··· Material shown
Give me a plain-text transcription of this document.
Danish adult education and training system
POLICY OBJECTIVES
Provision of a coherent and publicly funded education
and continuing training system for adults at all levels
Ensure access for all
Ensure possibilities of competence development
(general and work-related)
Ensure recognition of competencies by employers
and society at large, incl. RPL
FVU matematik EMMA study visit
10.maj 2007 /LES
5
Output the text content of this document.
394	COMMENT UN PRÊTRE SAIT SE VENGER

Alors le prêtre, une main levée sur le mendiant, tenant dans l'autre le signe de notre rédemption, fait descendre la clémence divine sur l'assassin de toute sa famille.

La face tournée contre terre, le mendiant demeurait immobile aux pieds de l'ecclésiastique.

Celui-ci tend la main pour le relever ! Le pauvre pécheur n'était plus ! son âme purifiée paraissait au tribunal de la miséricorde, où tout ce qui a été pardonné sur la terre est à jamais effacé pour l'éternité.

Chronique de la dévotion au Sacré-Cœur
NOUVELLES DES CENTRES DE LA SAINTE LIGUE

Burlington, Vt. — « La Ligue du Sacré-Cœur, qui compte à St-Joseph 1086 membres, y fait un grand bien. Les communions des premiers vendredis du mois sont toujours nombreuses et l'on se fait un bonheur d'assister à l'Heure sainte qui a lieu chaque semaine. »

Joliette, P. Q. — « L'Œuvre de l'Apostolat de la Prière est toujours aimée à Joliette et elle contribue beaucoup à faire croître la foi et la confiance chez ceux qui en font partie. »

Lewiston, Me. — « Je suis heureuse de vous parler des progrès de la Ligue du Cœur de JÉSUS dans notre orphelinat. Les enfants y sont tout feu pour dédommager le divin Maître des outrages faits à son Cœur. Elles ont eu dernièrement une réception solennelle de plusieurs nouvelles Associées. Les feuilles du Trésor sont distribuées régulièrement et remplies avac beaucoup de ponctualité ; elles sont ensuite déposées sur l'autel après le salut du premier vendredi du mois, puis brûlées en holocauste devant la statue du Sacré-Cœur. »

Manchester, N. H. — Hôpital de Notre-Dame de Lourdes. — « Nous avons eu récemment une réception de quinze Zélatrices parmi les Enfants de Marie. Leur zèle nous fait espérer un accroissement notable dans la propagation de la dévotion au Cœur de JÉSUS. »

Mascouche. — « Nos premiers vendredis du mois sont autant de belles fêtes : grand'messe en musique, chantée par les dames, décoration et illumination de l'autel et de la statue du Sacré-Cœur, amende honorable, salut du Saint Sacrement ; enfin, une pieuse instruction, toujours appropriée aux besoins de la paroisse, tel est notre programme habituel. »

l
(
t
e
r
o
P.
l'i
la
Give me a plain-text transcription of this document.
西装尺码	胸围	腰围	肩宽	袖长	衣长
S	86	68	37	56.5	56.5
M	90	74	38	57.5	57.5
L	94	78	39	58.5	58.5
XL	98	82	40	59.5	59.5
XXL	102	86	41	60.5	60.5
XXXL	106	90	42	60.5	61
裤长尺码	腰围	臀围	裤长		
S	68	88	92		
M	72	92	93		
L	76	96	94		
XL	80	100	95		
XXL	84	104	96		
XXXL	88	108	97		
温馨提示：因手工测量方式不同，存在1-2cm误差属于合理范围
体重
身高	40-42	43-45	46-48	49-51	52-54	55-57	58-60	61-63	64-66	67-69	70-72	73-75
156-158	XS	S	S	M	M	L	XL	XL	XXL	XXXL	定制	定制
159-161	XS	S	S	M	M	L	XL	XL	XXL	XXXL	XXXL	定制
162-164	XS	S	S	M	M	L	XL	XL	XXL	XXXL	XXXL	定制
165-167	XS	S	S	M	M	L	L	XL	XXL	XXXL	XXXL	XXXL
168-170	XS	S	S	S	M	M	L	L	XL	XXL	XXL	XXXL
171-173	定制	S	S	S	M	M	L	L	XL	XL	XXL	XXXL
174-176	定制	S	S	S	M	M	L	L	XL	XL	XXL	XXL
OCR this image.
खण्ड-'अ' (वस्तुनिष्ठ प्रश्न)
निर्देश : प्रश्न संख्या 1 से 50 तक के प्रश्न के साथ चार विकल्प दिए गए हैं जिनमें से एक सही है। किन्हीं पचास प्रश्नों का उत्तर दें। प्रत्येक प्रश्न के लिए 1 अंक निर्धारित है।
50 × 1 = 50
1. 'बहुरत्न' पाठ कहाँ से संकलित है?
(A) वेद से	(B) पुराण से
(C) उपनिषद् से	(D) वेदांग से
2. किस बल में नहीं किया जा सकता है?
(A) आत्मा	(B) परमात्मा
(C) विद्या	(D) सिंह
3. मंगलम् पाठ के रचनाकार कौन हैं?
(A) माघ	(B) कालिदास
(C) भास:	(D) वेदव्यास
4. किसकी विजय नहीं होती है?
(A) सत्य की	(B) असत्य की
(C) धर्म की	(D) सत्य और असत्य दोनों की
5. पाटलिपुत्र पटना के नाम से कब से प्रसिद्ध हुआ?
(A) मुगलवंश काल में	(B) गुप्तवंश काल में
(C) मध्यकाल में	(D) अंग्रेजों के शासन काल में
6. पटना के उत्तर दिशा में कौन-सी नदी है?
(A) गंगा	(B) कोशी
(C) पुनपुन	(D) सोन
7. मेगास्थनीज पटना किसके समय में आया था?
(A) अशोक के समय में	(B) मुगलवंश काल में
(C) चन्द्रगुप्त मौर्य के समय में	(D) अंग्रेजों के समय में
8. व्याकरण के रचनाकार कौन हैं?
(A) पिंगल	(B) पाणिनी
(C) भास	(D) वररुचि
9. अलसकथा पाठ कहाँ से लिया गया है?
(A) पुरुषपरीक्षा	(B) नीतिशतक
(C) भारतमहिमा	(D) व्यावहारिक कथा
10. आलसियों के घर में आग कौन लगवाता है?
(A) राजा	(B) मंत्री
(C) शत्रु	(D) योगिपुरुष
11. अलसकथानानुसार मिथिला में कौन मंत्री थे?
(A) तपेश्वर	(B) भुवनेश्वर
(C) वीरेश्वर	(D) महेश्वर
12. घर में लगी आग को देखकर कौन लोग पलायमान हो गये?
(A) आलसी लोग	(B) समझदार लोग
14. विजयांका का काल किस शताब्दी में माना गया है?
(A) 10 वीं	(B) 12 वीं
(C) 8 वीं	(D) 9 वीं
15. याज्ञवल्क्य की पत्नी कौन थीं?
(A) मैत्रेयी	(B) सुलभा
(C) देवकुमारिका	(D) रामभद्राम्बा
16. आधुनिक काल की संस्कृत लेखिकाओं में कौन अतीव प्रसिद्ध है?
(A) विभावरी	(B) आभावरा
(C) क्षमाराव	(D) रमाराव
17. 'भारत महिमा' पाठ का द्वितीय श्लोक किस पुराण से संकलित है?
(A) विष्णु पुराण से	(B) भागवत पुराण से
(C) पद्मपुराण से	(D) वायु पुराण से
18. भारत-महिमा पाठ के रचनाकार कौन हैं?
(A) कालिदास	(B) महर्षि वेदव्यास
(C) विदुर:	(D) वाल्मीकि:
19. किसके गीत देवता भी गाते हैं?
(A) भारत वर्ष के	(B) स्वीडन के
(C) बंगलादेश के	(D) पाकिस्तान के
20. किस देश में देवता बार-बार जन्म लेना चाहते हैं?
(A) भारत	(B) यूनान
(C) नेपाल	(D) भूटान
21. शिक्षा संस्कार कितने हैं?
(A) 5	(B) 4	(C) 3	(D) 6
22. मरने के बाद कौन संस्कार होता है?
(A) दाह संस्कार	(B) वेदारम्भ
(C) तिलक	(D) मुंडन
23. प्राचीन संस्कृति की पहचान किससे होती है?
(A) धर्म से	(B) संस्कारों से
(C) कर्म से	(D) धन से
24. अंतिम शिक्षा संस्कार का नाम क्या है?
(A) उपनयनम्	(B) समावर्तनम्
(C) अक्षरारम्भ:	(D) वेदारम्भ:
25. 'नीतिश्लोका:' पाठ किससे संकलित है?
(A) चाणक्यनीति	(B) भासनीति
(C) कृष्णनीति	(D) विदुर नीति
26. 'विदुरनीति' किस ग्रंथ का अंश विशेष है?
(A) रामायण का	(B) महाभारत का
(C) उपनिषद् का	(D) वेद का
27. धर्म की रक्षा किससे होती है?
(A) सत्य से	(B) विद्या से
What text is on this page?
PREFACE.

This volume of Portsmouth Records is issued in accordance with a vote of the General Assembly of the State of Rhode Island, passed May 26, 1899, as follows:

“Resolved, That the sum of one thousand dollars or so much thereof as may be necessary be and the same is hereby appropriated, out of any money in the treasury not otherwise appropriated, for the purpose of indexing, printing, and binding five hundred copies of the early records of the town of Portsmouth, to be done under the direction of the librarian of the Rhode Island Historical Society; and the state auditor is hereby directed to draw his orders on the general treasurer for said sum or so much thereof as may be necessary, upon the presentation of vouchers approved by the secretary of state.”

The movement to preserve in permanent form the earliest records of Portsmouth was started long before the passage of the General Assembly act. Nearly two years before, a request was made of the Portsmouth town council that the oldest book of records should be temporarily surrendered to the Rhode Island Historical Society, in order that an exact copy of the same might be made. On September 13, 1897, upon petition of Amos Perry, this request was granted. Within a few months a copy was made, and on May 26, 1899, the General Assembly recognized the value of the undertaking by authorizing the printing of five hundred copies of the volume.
······
Scan the entries above and work out how many lines include the word "Ensure"; the reply is that number alone.

3